Output the line containing "Transcribe the text in this document." and all subsequent lines of the listing below, copied exactly, with no other lines.

Exercise materials:
------

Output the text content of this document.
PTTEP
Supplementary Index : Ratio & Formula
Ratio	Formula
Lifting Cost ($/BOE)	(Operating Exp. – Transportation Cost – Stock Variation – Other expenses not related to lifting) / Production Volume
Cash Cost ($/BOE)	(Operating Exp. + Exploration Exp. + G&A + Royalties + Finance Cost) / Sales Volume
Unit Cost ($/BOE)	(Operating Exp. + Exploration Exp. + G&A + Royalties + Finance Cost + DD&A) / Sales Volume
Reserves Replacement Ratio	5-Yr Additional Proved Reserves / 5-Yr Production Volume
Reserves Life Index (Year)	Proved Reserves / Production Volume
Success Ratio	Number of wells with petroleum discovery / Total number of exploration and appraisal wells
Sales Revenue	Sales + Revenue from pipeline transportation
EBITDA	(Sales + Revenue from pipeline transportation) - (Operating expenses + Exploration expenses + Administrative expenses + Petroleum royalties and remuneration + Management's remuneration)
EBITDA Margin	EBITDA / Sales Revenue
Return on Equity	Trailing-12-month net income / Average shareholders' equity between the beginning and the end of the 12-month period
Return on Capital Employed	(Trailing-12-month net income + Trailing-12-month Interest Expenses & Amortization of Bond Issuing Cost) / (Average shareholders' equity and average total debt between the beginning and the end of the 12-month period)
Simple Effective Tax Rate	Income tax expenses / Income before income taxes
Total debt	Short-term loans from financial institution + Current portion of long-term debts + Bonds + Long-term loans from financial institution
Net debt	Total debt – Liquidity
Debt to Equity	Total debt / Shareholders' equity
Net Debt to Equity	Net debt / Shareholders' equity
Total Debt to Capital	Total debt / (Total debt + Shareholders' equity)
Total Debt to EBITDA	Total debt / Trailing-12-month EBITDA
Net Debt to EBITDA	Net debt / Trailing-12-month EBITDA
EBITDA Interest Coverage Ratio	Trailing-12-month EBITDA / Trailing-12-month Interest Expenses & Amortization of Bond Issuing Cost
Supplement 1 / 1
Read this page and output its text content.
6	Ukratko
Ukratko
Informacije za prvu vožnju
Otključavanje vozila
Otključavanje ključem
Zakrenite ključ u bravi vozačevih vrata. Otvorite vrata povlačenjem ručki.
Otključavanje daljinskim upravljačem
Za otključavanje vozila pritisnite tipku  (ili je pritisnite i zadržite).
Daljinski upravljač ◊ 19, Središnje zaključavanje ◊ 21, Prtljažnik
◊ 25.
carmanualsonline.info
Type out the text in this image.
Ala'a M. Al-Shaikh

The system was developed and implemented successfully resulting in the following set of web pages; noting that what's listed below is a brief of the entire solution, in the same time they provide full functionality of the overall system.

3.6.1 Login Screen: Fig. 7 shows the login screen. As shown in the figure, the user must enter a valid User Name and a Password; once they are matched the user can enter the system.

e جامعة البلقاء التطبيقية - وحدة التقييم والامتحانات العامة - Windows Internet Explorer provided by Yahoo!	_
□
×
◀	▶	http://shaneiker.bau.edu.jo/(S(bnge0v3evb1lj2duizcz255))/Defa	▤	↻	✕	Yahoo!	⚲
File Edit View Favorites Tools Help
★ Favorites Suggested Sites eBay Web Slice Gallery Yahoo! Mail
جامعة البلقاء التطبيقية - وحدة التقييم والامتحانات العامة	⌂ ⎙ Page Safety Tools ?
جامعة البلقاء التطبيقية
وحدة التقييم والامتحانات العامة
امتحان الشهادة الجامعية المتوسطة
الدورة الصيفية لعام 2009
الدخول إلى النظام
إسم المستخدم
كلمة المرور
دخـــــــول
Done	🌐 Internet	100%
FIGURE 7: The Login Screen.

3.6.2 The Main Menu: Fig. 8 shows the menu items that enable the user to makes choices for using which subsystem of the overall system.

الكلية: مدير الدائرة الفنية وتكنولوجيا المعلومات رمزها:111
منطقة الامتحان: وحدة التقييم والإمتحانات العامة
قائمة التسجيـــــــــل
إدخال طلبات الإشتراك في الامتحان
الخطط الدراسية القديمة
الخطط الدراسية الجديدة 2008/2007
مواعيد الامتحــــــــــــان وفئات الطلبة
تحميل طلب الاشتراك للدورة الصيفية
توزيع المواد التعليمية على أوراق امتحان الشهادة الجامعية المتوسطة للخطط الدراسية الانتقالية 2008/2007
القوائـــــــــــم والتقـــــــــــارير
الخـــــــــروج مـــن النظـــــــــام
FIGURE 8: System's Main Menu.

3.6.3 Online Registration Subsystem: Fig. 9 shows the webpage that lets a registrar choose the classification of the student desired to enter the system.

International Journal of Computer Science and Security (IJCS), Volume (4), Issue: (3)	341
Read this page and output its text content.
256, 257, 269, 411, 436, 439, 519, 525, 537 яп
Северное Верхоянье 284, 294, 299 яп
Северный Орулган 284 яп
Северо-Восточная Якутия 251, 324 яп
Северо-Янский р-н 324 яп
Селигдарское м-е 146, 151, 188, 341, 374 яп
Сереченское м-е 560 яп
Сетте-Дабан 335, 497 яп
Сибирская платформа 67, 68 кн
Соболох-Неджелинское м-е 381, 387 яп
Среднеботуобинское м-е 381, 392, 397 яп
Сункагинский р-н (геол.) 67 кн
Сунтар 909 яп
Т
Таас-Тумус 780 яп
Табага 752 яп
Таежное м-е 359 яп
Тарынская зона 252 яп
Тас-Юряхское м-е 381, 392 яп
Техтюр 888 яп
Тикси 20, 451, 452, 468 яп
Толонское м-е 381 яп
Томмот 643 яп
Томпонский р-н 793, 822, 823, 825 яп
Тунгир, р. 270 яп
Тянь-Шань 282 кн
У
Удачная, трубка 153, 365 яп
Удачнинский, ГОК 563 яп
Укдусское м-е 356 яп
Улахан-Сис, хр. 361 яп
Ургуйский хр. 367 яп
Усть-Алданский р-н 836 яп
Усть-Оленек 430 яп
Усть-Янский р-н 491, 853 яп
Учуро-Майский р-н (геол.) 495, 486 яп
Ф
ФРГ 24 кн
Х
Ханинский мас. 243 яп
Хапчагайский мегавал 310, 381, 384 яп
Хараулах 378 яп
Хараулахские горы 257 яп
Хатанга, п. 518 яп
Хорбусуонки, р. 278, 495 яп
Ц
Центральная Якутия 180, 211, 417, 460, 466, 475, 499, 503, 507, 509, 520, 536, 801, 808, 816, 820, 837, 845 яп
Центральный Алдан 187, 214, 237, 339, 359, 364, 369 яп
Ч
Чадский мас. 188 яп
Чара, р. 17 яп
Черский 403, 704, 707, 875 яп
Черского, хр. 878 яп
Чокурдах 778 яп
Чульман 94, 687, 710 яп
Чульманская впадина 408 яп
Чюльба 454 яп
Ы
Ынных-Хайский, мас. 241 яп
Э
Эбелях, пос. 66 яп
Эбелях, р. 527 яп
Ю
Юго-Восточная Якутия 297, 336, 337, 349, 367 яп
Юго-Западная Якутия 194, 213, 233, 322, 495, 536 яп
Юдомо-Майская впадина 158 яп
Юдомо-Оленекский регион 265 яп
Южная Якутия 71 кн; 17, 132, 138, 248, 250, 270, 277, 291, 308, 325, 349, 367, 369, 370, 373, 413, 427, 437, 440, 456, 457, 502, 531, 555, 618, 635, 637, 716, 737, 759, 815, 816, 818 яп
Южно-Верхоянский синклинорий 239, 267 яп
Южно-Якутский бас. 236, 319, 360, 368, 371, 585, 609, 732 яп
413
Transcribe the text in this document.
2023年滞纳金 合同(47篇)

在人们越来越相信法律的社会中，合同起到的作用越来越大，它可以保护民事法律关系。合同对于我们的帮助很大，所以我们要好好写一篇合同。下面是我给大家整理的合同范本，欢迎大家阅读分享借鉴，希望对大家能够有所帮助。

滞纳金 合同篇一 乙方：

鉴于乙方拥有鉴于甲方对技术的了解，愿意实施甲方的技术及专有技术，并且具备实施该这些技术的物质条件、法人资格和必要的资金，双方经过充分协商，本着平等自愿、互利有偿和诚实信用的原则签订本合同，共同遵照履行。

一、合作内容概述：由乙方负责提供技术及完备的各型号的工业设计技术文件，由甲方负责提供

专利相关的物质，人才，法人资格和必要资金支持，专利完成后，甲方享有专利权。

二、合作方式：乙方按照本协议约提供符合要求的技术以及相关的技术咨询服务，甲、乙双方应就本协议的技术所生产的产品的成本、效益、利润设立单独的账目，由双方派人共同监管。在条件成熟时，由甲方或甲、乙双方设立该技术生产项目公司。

------

Output of the task:
Transcribe the text in this document.
2023年滞纳金 合同(47篇)

在人们越来越相信法律的社会中，合同起到的作用越来越大，它可以保护民事法律关系。合同对于我们的帮助很大，所以我们要好好写一篇合同。下面是我给大家整理的合同范本，欢迎大家阅读分享借鉴，希望对大家能够有所帮助。

滞纳金 合同篇一 乙方：

鉴于乙方拥有鉴于甲方对技术的了解，愿意实施甲方的技术及专有技术，并且具备实施该这些技术的物质条件、法人资格和必要的资金，双方经过充分协商，本着平等自愿、互利有偿和诚实信用的原则签订本合同，共同遵照履行。

一、合作内容概述：由乙方负责提供技术及完备的各型号的工业设计技术文件，由甲方负责提供

专利相关的物质，人才，法人资格和必要资金支持，专利完成后，甲方享有专利权。

二、合作方式：乙方按照本协议约提供符合要求的技术以及相关的技术咨询服务，甲、乙双方应就本协议的技术所生产的产品的成本、效益、利润设立单独的账目，由双方派人共同监管。在条件成熟时，由甲方或甲、乙双方设立该技术生产项目公司。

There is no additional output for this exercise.